§ TO BE DONE
Show all lines holding the string "resulted".

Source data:
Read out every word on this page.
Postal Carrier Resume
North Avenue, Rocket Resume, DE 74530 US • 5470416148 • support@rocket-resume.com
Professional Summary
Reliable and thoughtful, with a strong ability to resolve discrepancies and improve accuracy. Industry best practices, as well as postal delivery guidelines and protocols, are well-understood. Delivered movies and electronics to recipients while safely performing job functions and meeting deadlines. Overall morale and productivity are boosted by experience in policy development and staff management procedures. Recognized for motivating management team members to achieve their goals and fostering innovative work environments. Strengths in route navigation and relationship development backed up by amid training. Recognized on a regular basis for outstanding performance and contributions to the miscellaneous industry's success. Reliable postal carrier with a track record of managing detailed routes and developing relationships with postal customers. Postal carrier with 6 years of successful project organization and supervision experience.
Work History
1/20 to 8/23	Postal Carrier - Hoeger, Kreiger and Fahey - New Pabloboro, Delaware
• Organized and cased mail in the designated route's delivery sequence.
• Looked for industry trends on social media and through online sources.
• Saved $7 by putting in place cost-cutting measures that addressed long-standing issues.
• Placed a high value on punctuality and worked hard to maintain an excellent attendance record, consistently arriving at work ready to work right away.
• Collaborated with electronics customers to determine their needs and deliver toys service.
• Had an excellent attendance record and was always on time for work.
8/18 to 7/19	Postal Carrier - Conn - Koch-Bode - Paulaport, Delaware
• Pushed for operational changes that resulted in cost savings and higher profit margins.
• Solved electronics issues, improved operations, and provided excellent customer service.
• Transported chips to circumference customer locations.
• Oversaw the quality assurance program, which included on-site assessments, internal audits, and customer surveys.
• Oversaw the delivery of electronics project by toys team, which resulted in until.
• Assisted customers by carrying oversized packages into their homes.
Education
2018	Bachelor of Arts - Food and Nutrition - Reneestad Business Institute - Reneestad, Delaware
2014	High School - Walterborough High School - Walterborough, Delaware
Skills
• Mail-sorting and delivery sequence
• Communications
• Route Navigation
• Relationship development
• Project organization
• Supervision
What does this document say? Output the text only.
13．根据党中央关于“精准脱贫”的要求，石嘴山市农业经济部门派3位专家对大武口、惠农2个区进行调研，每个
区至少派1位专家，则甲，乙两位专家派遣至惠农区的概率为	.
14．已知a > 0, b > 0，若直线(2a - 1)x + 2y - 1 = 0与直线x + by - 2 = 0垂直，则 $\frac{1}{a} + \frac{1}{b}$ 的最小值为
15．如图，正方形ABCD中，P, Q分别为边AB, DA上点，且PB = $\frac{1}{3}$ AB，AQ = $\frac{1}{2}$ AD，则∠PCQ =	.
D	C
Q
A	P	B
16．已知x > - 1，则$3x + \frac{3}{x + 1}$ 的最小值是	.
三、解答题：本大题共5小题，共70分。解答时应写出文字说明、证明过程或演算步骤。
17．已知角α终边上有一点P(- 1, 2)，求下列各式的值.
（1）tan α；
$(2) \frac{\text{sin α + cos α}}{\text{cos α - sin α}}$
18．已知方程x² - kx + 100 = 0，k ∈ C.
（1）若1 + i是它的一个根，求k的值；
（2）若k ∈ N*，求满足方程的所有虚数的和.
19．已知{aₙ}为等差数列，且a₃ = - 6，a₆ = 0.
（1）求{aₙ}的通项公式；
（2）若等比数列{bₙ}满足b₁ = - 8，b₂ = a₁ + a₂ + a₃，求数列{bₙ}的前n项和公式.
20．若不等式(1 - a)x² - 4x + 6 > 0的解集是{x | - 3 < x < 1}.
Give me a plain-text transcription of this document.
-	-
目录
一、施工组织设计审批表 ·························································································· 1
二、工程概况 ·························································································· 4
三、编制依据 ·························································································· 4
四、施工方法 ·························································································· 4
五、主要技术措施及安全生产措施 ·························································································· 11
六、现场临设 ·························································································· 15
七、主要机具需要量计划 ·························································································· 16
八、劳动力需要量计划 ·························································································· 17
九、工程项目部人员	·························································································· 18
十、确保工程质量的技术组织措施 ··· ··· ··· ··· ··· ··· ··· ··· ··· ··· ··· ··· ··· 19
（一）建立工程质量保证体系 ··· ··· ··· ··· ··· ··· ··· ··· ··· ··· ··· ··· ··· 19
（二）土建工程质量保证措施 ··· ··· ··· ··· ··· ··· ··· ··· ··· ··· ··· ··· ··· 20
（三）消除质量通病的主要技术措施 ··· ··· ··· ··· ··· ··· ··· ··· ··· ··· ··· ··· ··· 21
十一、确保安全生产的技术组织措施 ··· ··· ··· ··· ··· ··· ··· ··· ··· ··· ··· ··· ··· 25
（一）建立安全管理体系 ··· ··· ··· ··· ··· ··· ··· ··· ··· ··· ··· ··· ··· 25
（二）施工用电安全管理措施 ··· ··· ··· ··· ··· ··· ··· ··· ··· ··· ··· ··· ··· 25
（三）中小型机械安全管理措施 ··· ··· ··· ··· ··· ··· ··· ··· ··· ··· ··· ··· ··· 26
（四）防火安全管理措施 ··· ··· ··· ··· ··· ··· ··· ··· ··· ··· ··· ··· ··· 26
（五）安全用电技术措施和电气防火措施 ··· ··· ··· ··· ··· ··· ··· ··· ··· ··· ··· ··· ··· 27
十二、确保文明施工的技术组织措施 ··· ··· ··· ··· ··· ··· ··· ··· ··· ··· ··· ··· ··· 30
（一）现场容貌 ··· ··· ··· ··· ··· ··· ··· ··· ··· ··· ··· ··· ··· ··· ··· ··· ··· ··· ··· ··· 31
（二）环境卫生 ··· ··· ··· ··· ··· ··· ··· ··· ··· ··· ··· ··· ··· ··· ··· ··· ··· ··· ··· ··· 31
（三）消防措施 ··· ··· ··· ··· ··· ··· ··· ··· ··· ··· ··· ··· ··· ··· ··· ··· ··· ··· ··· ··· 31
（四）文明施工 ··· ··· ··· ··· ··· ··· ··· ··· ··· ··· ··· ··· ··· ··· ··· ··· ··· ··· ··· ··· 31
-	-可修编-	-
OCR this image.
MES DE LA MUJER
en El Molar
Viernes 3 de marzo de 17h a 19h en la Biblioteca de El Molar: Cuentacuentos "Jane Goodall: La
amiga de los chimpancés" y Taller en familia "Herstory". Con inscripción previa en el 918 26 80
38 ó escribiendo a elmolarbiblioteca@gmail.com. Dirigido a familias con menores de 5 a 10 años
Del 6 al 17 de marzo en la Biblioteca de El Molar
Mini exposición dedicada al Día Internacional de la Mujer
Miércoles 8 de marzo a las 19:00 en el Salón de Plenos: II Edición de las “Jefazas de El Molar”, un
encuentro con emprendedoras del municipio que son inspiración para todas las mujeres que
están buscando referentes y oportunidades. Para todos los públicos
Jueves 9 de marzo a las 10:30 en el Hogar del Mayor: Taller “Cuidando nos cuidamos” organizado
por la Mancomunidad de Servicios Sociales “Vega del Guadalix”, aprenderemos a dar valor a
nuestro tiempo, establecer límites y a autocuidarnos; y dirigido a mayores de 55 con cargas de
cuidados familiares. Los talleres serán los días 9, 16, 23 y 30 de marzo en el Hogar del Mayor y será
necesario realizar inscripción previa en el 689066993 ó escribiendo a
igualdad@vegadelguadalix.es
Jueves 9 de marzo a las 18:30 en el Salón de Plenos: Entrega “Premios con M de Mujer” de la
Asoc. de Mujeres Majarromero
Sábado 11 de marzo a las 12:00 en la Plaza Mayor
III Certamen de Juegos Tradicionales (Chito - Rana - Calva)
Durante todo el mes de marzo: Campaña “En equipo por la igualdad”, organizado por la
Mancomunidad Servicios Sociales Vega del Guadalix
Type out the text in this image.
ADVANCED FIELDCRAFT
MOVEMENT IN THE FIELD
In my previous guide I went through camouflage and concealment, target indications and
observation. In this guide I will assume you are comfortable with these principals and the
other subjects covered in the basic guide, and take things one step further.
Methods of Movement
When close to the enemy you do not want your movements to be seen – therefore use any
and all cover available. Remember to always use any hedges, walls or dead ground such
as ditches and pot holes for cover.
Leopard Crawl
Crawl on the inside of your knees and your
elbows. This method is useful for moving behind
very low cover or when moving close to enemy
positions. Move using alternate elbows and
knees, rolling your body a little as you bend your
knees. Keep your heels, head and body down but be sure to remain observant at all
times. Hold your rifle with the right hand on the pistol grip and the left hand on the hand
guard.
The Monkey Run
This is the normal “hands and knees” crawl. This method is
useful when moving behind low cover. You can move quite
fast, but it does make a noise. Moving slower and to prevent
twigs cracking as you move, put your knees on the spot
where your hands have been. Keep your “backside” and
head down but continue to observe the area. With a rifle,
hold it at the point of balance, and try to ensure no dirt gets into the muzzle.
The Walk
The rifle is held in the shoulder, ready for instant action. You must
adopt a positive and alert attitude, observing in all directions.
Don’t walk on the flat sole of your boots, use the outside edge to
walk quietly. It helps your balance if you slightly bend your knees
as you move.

§ FULL RESPONSE
• Pushed for operational changes that resulted in cost savings and higher profit margins.
• Oversaw the delivery of electronics project by toys team, which resulted in until.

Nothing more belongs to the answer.